[begin Provided records]

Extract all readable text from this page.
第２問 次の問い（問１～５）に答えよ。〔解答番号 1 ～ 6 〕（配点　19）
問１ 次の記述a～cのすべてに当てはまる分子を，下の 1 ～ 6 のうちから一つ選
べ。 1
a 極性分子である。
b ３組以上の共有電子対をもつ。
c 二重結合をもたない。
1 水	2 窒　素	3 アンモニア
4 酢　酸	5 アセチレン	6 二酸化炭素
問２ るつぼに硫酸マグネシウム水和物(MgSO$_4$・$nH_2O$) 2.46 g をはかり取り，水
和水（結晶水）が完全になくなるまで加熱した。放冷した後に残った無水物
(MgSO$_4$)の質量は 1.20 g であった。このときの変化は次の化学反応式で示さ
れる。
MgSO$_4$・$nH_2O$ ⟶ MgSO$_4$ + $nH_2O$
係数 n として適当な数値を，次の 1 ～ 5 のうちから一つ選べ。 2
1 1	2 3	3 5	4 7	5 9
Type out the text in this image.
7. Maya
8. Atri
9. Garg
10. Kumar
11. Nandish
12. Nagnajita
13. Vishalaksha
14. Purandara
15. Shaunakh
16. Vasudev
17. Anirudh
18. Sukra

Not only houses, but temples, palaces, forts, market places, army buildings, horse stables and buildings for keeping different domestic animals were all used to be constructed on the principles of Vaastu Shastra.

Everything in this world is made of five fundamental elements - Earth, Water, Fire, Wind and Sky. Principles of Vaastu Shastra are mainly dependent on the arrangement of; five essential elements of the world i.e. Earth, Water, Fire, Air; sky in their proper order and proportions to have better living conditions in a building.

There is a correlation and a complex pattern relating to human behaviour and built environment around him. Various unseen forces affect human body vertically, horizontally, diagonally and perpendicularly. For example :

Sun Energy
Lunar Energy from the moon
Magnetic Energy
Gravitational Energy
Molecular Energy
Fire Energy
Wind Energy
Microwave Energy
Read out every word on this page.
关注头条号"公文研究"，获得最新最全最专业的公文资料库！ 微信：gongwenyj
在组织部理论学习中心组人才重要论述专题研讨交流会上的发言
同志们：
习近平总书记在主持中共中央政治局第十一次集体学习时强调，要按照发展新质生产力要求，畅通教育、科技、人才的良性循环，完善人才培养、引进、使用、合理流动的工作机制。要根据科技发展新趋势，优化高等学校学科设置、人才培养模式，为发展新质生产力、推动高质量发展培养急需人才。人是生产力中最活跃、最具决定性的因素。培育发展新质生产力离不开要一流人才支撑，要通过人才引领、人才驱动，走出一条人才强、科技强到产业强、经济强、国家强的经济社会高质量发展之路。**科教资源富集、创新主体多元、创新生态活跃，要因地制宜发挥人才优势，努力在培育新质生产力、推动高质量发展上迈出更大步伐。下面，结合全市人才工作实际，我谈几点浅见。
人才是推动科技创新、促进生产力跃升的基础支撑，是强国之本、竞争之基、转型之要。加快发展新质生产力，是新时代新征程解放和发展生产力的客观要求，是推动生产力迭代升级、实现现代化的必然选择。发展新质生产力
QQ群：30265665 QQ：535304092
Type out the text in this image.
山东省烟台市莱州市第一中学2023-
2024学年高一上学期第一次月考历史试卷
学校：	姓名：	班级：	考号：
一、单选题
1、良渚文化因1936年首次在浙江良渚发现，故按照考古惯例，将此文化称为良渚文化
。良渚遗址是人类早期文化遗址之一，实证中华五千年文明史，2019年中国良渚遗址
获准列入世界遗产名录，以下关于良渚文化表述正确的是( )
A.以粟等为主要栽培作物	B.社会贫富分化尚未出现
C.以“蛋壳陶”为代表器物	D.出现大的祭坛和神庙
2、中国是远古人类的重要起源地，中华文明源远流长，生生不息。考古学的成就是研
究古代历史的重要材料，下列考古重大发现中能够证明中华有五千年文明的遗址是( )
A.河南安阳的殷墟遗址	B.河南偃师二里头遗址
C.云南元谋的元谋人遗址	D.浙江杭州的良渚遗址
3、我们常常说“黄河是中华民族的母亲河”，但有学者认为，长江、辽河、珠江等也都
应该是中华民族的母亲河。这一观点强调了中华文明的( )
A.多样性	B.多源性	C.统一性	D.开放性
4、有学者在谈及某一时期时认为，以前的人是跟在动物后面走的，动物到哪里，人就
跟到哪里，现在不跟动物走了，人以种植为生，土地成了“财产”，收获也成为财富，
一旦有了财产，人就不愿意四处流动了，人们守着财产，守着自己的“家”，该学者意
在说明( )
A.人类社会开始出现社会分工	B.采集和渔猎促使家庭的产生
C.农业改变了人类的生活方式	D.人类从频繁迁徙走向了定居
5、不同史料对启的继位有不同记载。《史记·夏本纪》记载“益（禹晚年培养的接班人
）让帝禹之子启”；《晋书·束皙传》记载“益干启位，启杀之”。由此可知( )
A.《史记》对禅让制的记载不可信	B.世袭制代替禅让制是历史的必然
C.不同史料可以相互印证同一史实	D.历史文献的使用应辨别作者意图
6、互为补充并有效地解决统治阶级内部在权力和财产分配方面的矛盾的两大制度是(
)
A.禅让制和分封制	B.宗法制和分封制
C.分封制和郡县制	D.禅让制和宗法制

[end Provided records]

● Problem to work on
Every line above needs to be retyped exactly.

● Solution below
Extract all readable text from this page.
第２問 次の問い（問１～５）に答えよ。〔解答番号 1 ～ 6 〕（配点　19）
問１ 次の記述a～cのすべてに当てはまる分子を，下の 1 ～ 6 のうちから一つ選
べ。 1
a 極性分子である。
b ３組以上の共有電子対をもつ。
c 二重結合をもたない。
1 水	2 窒　素	3 アンモニア
4 酢　酸	5 アセチレン	6 二酸化炭素
問２ るつぼに硫酸マグネシウム水和物(MgSO$_4$・$nH_2O$) 2.46 g をはかり取り，水
和水（結晶水）が完全になくなるまで加熱した。放冷した後に残った無水物
(MgSO$_4$)の質量は 1.20 g であった。このときの変化は次の化学反応式で示さ
れる。
MgSO$_4$・$nH_2O$ ⟶ MgSO$_4$ + $nH_2O$
係数 n として適当な数値を，次の 1 ～ 5 のうちから一つ選べ。 2
1 1	2 3	3 5	4 7	5 9
Type out the text in this image.
7. Maya
8. Atri
9. Garg
10. Kumar
11. Nandish
12. Nagnajita
13. Vishalaksha
14. Purandara
15. Shaunakh
16. Vasudev
17. Anirudh
18. Sukra

Not only houses, but temples, palaces, forts, market places, army buildings, horse stables and buildings for keeping different domestic animals were all used to be constructed on the principles of Vaastu Shastra.

Everything in this world is made of five fundamental elements - Earth, Water, Fire, Wind and Sky. Principles of Vaastu Shastra are mainly dependent on the arrangement of; five essential elements of the world i.e. Earth, Water, Fire, Air; sky in their proper order and proportions to have better living conditions in a building.

There is a correlation and a complex pattern relating to human behaviour and built environment around him. Various unseen forces affect human body vertically, horizontally, diagonally and perpendicularly. For example :

Sun Energy
Lunar Energy from the moon
Magnetic Energy
Gravitational Energy
Molecular Energy
Fire Energy
Wind Energy
Microwave Energy
Read out every word on this page.
关注头条号"公文研究"，获得最新最全最专业的公文资料库！ 微信：gongwenyj
在组织部理论学习中心组人才重要论述专题研讨交流会上的发言
同志们：
习近平总书记在主持中共中央政治局第十一次集体学习时强调，要按照发展新质生产力要求，畅通教育、科技、人才的良性循环，完善人才培养、引进、使用、合理流动的工作机制。要根据科技发展新趋势，优化高等学校学科设置、人才培养模式，为发展新质生产力、推动高质量发展培养急需人才。人是生产力中最活跃、最具决定性的因素。培育发展新质生产力离不开要一流人才支撑，要通过人才引领、人才驱动，走出一条人才强、科技强到产业强、经济强、国家强的经济社会高质量发展之路。**科教资源富集、创新主体多元、创新生态活跃，要因地制宜发挥人才优势，努力在培育新质生产力、推动高质量发展上迈出更大步伐。下面，结合全市人才工作实际，我谈几点浅见。
人才是推动科技创新、促进生产力跃升的基础支撑，是强国之本、竞争之基、转型之要。加快发展新质生产力，是新时代新征程解放和发展生产力的客观要求，是推动生产力迭代升级、实现现代化的必然选择。发展新质生产力
QQ群：30265665 QQ：535304092
Type out the text in this image.
山东省烟台市莱州市第一中学2023-
2024学年高一上学期第一次月考历史试卷
学校：	姓名：	班级：	考号：
一、单选题
1、良渚文化因1936年首次在浙江良渚发现，故按照考古惯例，将此文化称为良渚文化
。良渚遗址是人类早期文化遗址之一，实证中华五千年文明史，2019年中国良渚遗址
获准列入世界遗产名录，以下关于良渚文化表述正确的是( )
A.以粟等为主要栽培作物	B.社会贫富分化尚未出现
C.以“蛋壳陶”为代表器物	D.出现大的祭坛和神庙
2、中国是远古人类的重要起源地，中华文明源远流长，生生不息。考古学的成就是研
究古代历史的重要材料，下列考古重大发现中能够证明中华有五千年文明的遗址是( )
A.河南安阳的殷墟遗址	B.河南偃师二里头遗址
C.云南元谋的元谋人遗址	D.浙江杭州的良渚遗址
3、我们常常说“黄河是中华民族的母亲河”，但有学者认为，长江、辽河、珠江等也都
应该是中华民族的母亲河。这一观点强调了中华文明的( )
A.多样性	B.多源性	C.统一性	D.开放性
4、有学者在谈及某一时期时认为，以前的人是跟在动物后面走的，动物到哪里，人就
跟到哪里，现在不跟动物走了，人以种植为生，土地成了“财产”，收获也成为财富，
一旦有了财产，人就不愿意四处流动了，人们守着财产，守着自己的“家”，该学者意
在说明( )
A.人类社会开始出现社会分工	B.采集和渔猎促使家庭的产生
C.农业改变了人类的生活方式	D.人类从频繁迁徙走向了定居
5、不同史料对启的继位有不同记载。《史记·夏本纪》记载“益（禹晚年培养的接班人
）让帝禹之子启”；《晋书·束皙传》记载“益干启位，启杀之”。由此可知( )
A.《史记》对禅让制的记载不可信	B.世袭制代替禅让制是历史的必然
C.不同史料可以相互印证同一史实	D.历史文献的使用应辨别作者意图
6、互为补充并有效地解决统治阶级内部在权力和财产分配方面的矛盾的两大制度是(
)
A.禅让制和分封制	B.宗法制和分封制
C.分封制和郡县制	D.禅让制和宗法制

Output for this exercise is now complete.